▶ _INPUT_

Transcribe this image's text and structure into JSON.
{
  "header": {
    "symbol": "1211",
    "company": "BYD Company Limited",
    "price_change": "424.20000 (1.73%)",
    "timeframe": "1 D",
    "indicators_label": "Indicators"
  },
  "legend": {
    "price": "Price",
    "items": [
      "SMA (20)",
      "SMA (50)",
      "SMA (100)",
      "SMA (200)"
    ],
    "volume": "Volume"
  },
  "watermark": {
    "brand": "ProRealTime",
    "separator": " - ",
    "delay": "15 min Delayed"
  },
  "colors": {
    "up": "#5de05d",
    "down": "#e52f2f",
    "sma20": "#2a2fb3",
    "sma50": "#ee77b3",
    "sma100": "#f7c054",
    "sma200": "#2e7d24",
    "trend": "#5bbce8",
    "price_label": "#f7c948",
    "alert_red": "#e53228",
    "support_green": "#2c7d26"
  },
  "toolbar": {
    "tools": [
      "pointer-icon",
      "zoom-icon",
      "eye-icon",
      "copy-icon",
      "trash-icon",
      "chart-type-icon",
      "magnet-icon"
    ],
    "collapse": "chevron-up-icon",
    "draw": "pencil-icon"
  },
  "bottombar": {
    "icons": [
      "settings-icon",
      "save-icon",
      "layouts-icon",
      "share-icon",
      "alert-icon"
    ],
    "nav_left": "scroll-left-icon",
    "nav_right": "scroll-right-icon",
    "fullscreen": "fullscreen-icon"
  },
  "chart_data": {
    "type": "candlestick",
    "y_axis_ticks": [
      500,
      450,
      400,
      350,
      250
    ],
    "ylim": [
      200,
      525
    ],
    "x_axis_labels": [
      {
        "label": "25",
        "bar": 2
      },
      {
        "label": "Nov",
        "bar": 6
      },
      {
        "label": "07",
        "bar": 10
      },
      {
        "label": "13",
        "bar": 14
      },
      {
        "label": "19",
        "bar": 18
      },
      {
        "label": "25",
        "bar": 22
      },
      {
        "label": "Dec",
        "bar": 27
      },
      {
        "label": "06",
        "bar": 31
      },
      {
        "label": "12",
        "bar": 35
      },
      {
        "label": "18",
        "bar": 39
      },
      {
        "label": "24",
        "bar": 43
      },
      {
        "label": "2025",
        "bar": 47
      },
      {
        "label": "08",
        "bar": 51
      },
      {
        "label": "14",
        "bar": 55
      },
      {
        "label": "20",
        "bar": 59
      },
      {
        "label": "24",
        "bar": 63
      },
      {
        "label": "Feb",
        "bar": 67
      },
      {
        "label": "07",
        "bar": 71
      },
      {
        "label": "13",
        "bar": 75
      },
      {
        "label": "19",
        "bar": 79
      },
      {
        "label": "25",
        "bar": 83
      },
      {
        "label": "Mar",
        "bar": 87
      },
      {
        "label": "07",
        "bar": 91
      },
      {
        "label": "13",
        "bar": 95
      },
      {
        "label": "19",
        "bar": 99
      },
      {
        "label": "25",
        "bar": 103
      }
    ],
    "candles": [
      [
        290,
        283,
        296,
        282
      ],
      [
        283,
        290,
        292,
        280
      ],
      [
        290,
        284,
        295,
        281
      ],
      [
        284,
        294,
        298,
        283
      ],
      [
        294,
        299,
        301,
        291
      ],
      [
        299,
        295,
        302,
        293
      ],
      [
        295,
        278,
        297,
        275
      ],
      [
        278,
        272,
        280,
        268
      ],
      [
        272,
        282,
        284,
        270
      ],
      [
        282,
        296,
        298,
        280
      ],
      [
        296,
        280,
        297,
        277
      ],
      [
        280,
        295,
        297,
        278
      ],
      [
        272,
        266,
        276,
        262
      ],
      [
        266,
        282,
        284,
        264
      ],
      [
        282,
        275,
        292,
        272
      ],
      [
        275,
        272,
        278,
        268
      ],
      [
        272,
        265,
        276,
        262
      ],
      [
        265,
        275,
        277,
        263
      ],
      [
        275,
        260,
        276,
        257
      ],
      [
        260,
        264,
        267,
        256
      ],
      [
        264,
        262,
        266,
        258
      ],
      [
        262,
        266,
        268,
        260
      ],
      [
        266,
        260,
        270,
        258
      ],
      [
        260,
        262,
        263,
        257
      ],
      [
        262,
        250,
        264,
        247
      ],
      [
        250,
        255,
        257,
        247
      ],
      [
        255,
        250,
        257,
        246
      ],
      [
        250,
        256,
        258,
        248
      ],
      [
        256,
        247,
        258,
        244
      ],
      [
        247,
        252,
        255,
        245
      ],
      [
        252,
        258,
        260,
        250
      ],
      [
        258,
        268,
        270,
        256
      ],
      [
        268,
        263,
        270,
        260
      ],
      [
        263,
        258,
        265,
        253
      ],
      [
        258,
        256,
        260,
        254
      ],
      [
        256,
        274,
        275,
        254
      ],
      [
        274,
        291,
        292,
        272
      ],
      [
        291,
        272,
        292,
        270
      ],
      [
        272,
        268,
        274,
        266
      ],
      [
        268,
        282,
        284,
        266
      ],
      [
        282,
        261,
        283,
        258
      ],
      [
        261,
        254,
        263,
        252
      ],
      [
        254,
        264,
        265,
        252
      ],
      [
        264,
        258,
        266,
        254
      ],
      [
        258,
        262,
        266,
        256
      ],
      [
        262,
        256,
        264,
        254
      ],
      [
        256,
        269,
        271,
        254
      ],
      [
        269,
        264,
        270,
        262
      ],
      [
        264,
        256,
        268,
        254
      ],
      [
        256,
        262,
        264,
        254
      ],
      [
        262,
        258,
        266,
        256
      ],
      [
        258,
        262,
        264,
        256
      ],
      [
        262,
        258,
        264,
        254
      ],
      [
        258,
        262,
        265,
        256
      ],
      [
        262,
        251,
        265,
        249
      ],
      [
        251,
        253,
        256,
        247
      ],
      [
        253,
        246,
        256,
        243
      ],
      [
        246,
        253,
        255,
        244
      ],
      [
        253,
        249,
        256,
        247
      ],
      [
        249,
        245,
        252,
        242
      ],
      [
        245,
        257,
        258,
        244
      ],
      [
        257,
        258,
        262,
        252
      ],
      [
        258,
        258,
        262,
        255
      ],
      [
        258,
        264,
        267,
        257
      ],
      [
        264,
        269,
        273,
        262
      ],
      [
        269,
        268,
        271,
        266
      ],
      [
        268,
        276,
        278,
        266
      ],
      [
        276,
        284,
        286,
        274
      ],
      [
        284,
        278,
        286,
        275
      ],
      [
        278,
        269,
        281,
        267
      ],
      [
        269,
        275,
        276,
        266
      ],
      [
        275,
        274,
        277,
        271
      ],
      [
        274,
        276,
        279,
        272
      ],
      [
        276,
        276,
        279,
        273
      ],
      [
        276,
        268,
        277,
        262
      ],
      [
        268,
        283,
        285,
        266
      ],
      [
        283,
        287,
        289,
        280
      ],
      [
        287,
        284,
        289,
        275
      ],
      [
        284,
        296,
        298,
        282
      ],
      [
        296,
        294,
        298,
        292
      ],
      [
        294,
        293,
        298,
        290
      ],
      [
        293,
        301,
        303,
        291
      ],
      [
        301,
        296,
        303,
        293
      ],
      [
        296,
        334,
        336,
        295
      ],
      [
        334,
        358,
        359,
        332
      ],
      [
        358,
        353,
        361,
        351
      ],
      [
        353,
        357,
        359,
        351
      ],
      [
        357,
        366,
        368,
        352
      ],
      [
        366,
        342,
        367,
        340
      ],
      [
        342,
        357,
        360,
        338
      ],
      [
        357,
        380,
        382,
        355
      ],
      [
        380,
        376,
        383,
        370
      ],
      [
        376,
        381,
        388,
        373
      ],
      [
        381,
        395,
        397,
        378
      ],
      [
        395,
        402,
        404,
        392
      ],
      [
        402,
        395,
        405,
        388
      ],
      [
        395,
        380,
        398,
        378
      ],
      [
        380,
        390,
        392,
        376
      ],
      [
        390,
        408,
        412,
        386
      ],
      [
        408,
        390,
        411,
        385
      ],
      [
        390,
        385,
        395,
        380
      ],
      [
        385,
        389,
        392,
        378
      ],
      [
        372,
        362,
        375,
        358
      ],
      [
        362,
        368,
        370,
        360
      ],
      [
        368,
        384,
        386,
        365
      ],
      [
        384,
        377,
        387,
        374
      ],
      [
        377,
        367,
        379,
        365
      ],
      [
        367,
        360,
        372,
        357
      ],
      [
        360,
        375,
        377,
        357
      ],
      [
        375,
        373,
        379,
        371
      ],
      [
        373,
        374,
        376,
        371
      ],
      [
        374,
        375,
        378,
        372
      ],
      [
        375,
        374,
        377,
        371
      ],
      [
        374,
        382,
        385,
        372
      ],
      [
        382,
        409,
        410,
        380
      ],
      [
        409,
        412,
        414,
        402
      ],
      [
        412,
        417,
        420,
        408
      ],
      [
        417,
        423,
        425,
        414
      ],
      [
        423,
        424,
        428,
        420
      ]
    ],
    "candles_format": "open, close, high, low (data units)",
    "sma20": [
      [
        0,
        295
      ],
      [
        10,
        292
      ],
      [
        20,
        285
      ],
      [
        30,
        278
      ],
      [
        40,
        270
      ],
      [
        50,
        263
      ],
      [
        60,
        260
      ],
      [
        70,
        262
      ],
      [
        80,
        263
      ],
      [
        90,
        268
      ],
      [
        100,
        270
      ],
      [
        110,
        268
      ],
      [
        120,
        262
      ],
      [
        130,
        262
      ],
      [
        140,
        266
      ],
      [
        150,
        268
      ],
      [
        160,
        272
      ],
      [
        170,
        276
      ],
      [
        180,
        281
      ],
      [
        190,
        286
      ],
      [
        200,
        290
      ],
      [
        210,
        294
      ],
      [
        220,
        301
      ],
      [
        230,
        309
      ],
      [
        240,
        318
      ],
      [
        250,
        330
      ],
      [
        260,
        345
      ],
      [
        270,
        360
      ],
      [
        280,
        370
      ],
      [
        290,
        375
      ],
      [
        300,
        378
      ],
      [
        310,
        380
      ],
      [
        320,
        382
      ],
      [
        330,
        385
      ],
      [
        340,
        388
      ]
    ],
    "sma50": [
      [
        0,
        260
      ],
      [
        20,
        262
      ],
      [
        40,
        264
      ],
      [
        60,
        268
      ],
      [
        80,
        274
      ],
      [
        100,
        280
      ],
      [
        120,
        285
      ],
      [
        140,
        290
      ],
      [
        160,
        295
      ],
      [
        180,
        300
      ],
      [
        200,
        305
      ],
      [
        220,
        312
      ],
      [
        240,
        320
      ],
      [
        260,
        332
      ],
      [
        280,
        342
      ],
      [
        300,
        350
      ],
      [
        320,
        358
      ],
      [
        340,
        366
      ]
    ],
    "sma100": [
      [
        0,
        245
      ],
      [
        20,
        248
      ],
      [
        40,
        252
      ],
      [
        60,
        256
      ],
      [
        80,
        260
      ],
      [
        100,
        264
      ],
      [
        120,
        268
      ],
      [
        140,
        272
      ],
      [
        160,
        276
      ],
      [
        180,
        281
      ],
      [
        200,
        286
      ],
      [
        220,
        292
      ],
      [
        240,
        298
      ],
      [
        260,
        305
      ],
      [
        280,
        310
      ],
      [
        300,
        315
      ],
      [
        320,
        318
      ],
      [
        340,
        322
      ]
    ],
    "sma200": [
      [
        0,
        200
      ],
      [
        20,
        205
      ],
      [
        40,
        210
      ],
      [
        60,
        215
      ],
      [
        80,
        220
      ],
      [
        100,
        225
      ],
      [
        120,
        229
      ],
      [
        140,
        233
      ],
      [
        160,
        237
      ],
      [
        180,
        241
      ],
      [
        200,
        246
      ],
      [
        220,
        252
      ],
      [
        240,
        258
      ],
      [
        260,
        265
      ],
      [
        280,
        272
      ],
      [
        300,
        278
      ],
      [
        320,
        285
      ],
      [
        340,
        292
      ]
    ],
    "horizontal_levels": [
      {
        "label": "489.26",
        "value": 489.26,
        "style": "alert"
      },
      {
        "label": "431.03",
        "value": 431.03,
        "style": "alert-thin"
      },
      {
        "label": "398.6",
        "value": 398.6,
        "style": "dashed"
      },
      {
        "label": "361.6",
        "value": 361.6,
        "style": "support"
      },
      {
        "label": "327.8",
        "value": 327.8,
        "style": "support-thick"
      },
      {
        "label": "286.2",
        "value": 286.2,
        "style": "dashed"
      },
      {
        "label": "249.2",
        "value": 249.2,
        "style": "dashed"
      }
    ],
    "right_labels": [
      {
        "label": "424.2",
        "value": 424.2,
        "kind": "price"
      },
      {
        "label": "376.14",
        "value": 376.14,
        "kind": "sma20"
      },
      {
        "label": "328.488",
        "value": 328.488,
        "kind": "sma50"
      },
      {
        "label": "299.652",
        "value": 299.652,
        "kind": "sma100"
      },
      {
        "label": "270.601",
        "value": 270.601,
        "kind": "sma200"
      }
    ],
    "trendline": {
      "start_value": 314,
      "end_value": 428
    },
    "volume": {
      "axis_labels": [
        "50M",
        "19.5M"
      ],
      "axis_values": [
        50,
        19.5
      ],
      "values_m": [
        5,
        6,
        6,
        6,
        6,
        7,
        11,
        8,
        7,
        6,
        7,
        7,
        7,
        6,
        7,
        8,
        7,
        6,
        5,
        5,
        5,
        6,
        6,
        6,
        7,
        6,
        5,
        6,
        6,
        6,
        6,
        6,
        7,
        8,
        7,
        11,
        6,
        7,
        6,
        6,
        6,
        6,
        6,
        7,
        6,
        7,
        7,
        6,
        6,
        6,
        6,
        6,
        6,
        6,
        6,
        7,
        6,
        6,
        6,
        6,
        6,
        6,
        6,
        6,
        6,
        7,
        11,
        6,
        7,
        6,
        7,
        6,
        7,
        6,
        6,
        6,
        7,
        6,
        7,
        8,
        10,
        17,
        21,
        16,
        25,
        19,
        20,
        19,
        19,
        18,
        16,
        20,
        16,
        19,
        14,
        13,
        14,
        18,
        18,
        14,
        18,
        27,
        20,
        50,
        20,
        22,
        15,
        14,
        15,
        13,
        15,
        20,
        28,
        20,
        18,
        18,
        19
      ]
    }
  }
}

▶ _TASK DESCRIPTION_
From the records given above, copy all lines containing "scroll".

▶ _FINAL ANSWER_
    "nav_left": "scroll-left-icon",
    "nav_right": "scroll-right-icon",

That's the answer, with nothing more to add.